* Start Input rows *

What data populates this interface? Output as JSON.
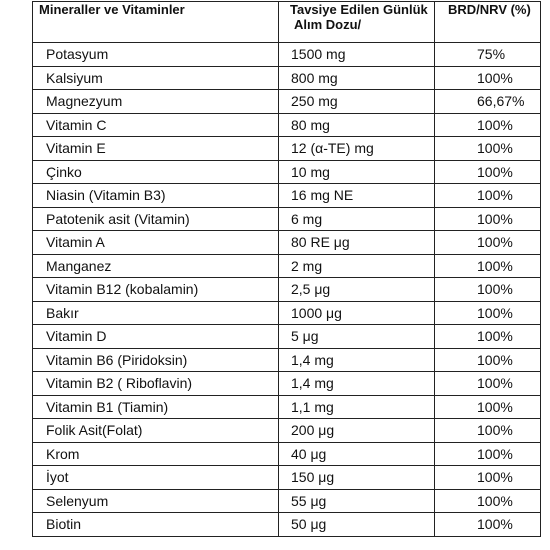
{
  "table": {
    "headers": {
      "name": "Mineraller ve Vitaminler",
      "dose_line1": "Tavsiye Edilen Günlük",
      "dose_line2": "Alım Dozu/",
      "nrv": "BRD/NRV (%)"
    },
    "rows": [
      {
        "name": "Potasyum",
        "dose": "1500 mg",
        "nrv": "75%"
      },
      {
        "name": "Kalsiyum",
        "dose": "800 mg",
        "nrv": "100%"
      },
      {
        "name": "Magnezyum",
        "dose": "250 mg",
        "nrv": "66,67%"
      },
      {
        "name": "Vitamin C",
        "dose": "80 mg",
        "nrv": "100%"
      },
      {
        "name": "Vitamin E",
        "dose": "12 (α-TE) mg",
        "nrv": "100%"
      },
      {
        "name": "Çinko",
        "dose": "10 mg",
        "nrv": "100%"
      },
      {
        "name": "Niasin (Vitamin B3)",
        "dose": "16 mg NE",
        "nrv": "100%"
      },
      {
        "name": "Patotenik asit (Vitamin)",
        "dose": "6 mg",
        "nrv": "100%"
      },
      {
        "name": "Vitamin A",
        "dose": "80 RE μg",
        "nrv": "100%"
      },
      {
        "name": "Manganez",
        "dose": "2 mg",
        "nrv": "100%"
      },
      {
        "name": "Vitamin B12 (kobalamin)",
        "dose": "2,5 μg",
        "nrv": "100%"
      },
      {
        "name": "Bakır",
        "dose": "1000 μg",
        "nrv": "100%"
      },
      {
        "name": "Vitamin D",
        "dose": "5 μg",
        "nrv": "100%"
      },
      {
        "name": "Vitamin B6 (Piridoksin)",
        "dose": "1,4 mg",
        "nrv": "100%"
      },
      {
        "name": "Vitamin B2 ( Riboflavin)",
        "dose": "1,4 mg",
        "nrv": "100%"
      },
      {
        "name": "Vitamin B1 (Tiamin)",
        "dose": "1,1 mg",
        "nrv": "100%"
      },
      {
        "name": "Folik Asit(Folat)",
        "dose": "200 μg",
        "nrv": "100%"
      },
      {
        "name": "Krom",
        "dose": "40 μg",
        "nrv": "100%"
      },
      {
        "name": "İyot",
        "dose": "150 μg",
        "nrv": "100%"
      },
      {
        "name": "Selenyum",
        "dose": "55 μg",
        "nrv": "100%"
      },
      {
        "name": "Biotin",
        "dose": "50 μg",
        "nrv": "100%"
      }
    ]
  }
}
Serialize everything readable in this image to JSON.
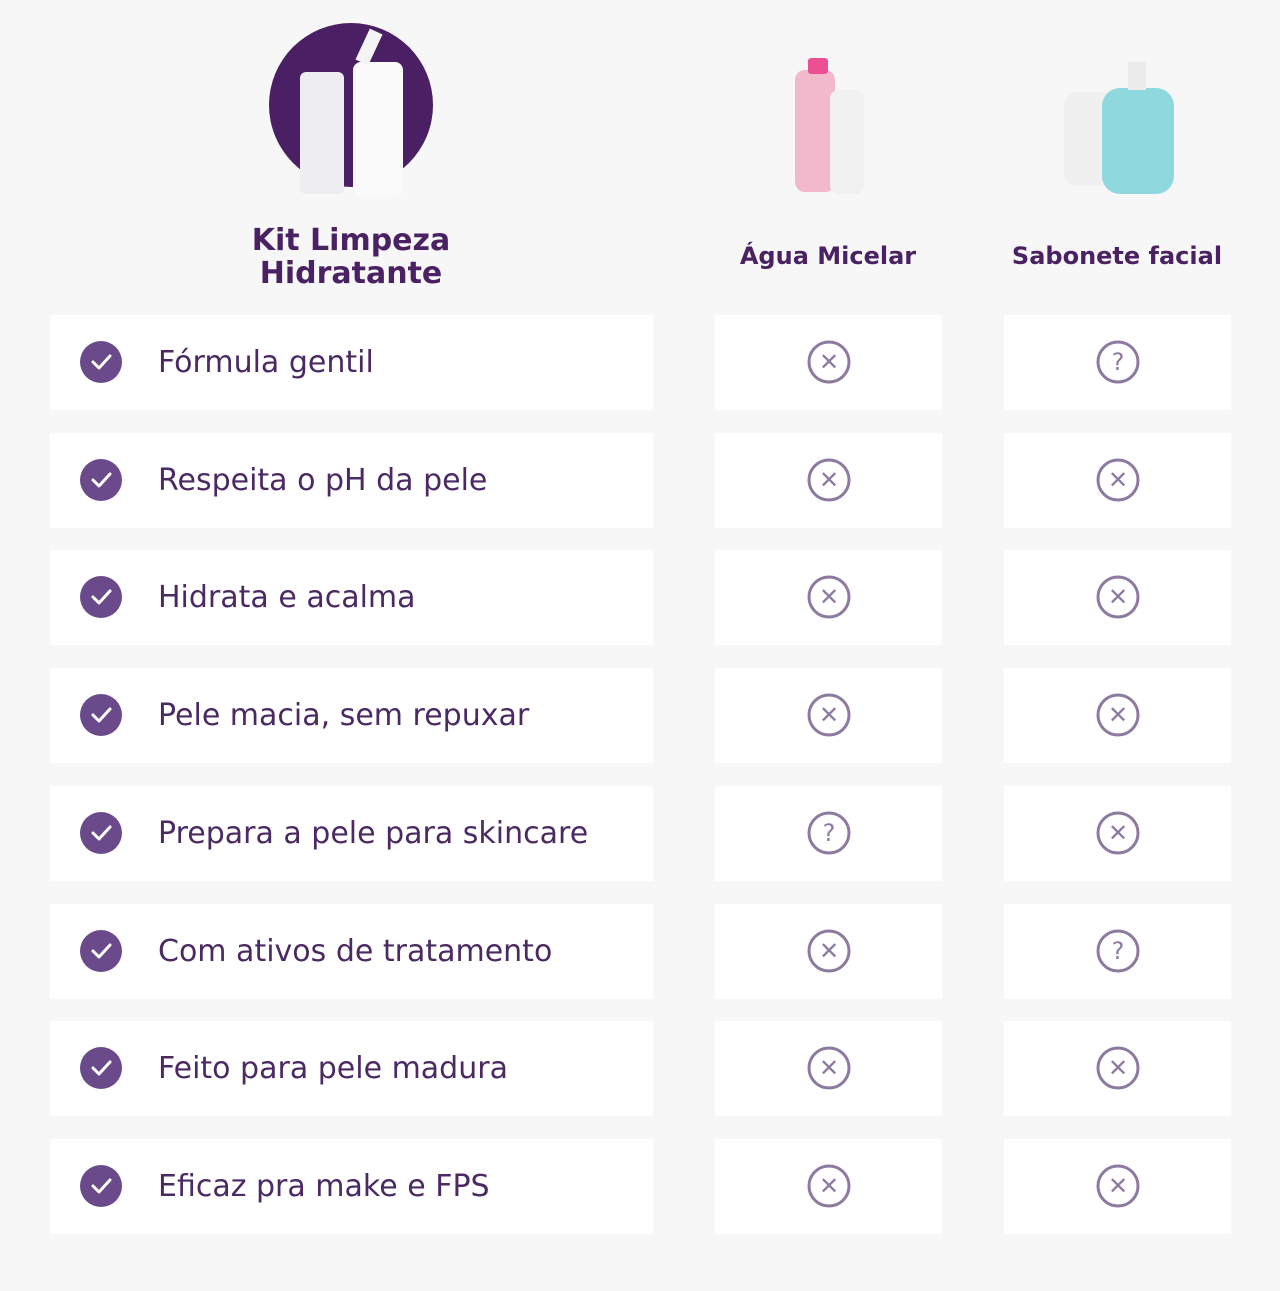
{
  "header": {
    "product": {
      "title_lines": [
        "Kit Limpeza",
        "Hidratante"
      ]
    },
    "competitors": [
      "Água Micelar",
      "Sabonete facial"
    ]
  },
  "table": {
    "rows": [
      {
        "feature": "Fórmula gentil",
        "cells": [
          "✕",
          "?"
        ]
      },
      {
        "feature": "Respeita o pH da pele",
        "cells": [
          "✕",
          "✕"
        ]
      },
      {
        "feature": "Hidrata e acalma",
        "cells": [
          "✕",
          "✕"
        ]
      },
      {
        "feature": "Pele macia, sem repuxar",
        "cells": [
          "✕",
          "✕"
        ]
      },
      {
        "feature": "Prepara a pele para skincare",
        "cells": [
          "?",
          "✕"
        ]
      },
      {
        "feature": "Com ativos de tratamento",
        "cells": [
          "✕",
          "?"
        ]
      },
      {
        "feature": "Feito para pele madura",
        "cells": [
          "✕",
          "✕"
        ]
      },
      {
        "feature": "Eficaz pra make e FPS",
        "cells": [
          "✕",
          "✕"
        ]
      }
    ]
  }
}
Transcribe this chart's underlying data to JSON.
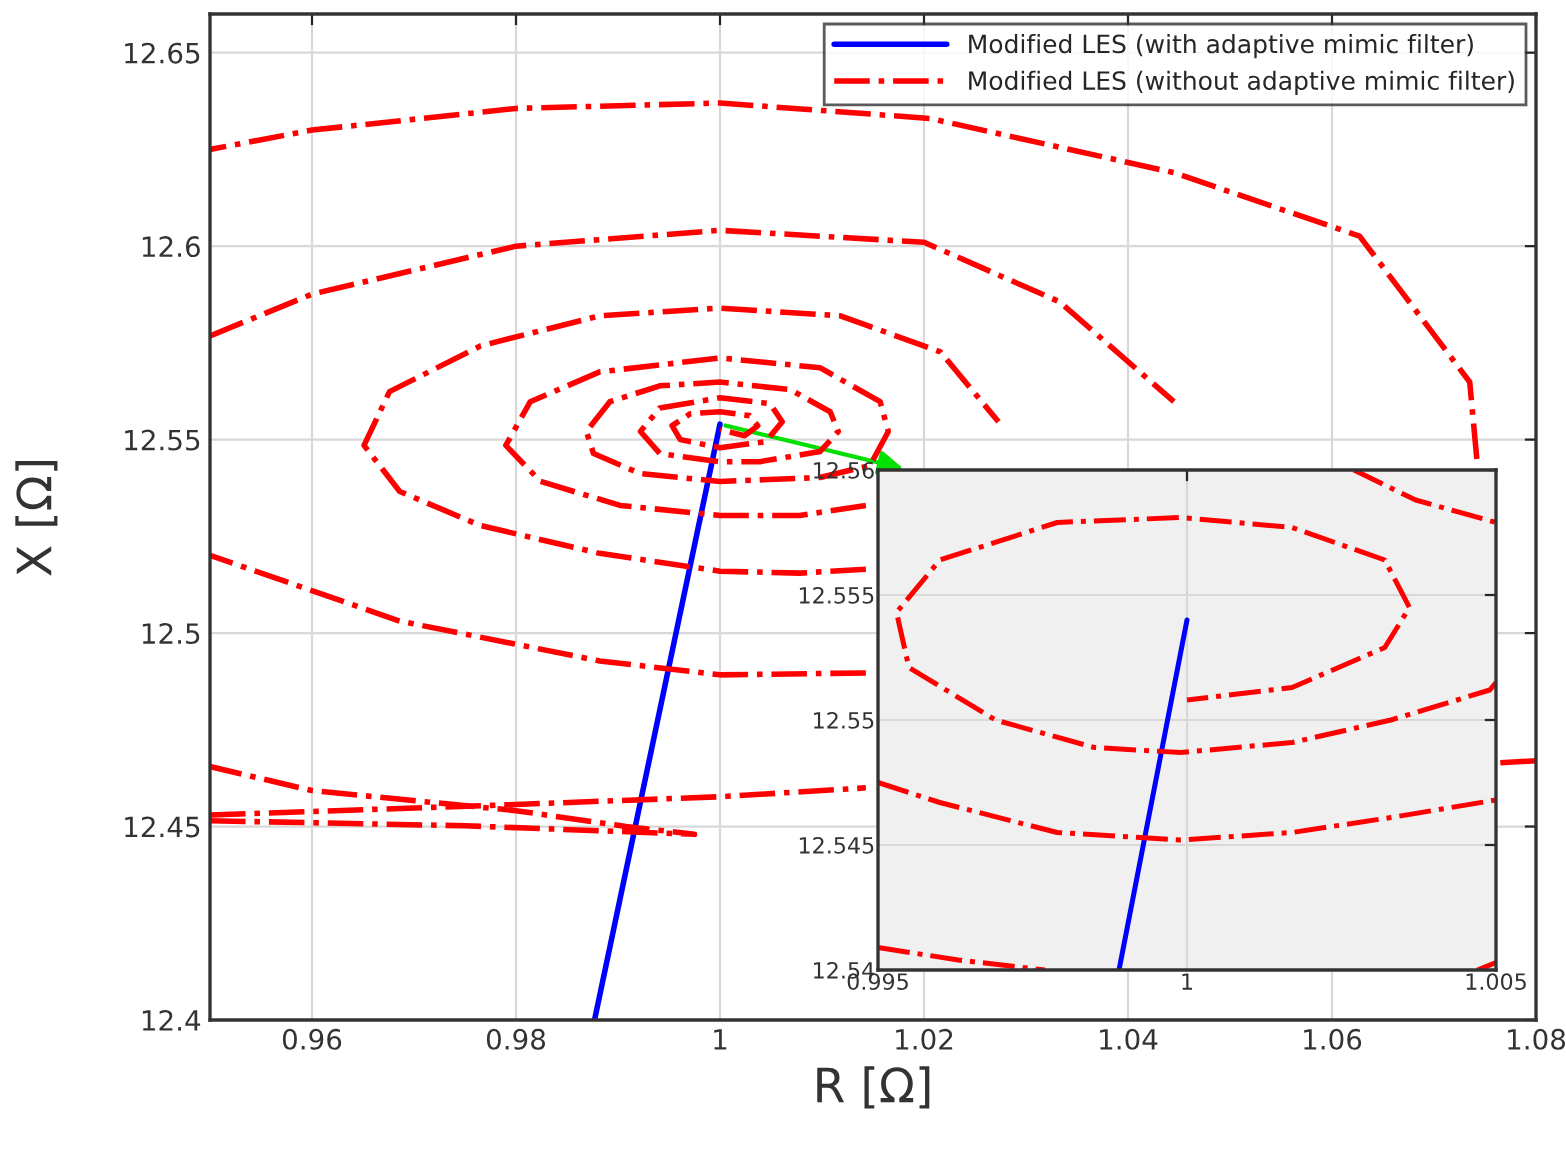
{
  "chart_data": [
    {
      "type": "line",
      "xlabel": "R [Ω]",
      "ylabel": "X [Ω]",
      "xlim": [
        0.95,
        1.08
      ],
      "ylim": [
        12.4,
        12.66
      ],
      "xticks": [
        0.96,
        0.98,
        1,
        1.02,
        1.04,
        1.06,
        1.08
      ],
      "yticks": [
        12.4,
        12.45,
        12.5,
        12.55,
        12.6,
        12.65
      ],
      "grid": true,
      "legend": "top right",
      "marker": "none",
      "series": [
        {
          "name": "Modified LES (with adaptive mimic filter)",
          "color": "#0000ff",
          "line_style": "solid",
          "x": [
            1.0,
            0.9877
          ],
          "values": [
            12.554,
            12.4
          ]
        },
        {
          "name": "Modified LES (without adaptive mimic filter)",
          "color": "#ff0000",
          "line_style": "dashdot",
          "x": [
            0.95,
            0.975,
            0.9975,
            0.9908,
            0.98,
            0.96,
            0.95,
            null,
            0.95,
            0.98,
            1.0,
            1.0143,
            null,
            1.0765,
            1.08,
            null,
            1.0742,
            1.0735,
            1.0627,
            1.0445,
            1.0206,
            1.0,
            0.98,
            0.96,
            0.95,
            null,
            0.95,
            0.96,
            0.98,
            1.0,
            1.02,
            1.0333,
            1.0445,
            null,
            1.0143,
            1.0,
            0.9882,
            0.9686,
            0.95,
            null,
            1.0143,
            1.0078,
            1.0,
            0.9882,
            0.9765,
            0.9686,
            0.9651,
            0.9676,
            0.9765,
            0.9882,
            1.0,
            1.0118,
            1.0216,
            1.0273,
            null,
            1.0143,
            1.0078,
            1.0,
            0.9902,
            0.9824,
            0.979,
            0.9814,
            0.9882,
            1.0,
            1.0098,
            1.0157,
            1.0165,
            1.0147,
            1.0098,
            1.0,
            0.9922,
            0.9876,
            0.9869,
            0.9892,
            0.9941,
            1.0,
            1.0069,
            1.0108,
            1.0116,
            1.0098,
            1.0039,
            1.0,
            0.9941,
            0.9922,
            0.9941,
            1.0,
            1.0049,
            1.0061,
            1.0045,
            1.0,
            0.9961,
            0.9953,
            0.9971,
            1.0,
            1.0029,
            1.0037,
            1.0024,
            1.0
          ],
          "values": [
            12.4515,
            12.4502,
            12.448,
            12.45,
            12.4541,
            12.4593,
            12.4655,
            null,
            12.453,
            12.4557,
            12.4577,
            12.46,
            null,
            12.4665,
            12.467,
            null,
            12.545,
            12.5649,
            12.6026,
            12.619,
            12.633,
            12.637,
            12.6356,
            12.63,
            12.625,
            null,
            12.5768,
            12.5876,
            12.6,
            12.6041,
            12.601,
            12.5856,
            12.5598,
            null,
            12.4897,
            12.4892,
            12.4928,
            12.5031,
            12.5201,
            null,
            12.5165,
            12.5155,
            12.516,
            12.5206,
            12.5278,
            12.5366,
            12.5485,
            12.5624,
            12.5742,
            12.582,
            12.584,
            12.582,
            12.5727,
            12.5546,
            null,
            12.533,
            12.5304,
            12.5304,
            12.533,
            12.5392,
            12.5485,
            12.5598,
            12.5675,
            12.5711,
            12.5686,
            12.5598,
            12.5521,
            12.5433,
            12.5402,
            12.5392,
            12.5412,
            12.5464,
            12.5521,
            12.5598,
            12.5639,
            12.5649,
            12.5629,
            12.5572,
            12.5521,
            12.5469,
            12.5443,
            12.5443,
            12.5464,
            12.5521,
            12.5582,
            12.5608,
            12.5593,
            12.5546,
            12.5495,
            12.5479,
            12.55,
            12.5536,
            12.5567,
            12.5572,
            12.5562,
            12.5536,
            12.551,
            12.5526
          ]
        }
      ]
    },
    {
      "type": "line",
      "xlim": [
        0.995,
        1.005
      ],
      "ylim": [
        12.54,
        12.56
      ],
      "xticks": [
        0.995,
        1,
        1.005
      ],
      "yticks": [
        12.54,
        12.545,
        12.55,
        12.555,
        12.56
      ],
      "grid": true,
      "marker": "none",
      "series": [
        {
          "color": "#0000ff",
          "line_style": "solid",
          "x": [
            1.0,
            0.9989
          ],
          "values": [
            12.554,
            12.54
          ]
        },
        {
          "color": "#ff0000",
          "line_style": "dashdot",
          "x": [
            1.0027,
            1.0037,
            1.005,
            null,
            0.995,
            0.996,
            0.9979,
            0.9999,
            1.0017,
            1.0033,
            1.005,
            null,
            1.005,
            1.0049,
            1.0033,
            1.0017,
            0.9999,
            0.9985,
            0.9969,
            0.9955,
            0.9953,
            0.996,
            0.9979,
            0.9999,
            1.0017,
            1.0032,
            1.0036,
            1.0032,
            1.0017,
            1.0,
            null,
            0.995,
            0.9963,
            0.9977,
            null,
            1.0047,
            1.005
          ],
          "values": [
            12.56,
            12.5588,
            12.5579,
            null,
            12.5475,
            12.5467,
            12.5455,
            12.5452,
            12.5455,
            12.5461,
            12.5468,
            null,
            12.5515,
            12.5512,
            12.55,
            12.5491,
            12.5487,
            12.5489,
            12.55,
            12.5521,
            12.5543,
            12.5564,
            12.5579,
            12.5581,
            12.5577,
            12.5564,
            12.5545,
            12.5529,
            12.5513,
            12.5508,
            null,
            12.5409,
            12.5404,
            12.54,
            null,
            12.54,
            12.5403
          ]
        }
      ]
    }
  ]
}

* End Input rows *

Directive
Write out every line of the listing that holds the word "Modified".

Result
          "name": "Modified LES (with adaptive mimic filter)",
          "name": "Modified LES (without adaptive mimic filter)",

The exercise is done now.